→ Given records:
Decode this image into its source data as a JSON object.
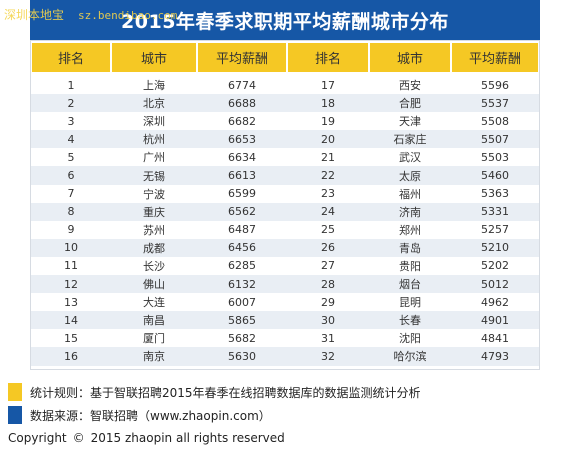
{
  "watermark": {
    "site": "深圳本地宝",
    "url": "sz.bendibao.com"
  },
  "title": "2015年春季求职期平均薪酬城市分布",
  "headers": [
    "排名",
    "城市",
    "平均薪酬",
    "排名",
    "城市",
    "平均薪酬"
  ],
  "rows": [
    {
      "r1": "1",
      "c1": "上海",
      "s1": "6774",
      "r2": "17",
      "c2": "西安",
      "s2": "5596"
    },
    {
      "r1": "2",
      "c1": "北京",
      "s1": "6688",
      "r2": "18",
      "c2": "合肥",
      "s2": "5537"
    },
    {
      "r1": "3",
      "c1": "深圳",
      "s1": "6682",
      "r2": "19",
      "c2": "天津",
      "s2": "5508"
    },
    {
      "r1": "4",
      "c1": "杭州",
      "s1": "6653",
      "r2": "20",
      "c2": "石家庄",
      "s2": "5507"
    },
    {
      "r1": "5",
      "c1": "广州",
      "s1": "6634",
      "r2": "21",
      "c2": "武汉",
      "s2": "5503"
    },
    {
      "r1": "6",
      "c1": "无锡",
      "s1": "6613",
      "r2": "22",
      "c2": "太原",
      "s2": "5460"
    },
    {
      "r1": "7",
      "c1": "宁波",
      "s1": "6599",
      "r2": "23",
      "c2": "福州",
      "s2": "5363"
    },
    {
      "r1": "8",
      "c1": "重庆",
      "s1": "6562",
      "r2": "24",
      "c2": "济南",
      "s2": "5331"
    },
    {
      "r1": "9",
      "c1": "苏州",
      "s1": "6487",
      "r2": "25",
      "c2": "郑州",
      "s2": "5257"
    },
    {
      "r1": "10",
      "c1": "成都",
      "s1": "6456",
      "r2": "26",
      "c2": "青岛",
      "s2": "5210"
    },
    {
      "r1": "11",
      "c1": "长沙",
      "s1": "6285",
      "r2": "27",
      "c2": "贵阳",
      "s2": "5202"
    },
    {
      "r1": "12",
      "c1": "佛山",
      "s1": "6132",
      "r2": "28",
      "c2": "烟台",
      "s2": "5012"
    },
    {
      "r1": "13",
      "c1": "大连",
      "s1": "6007",
      "r2": "29",
      "c2": "昆明",
      "s2": "4962"
    },
    {
      "r1": "14",
      "c1": "南昌",
      "s1": "5865",
      "r2": "30",
      "c2": "长春",
      "s2": "4901"
    },
    {
      "r1": "15",
      "c1": "厦门",
      "s1": "5682",
      "r2": "31",
      "c2": "沈阳",
      "s2": "4841"
    },
    {
      "r1": "16",
      "c1": "南京",
      "s1": "5630",
      "r2": "32",
      "c2": "哈尔滨",
      "s2": "4793"
    }
  ],
  "notes": {
    "rule": "统计规则：基于智联招聘2015年春季在线招聘数据库的数据监测统计分析",
    "source": "数据来源：智联招聘（www.zhaopin.com）"
  },
  "copyright": {
    "label": "Copyright",
    "symbol": "©",
    "text": "2015 zhaopin all rights reserved"
  },
  "colors": {
    "title_bg": "#1657a6",
    "header_bg": "#f5c824",
    "stripe": "#e9eef4"
  }
}
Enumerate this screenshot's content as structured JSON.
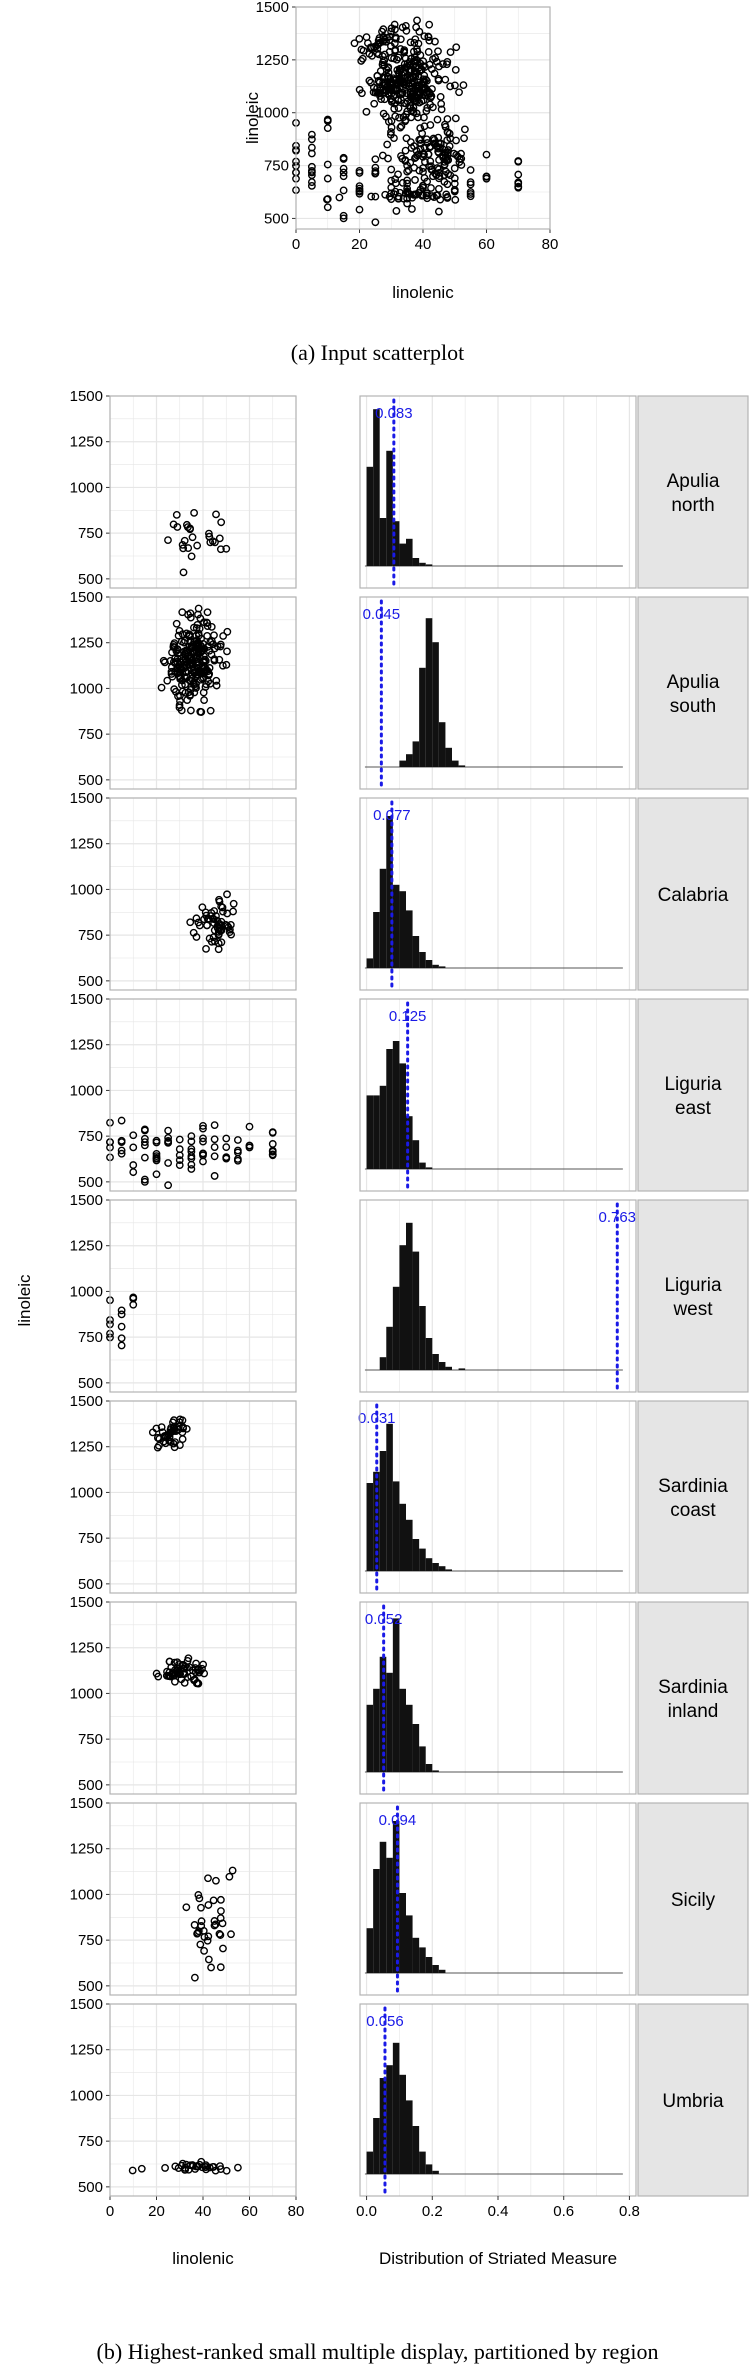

→ Problem to work on: Gather up the lines containing the word "source" from these records and copy them.

→ In response:
Decode this image into its source data as a JSON object.
    "source": "数据来源：智联招聘（www.zhaopin.com）"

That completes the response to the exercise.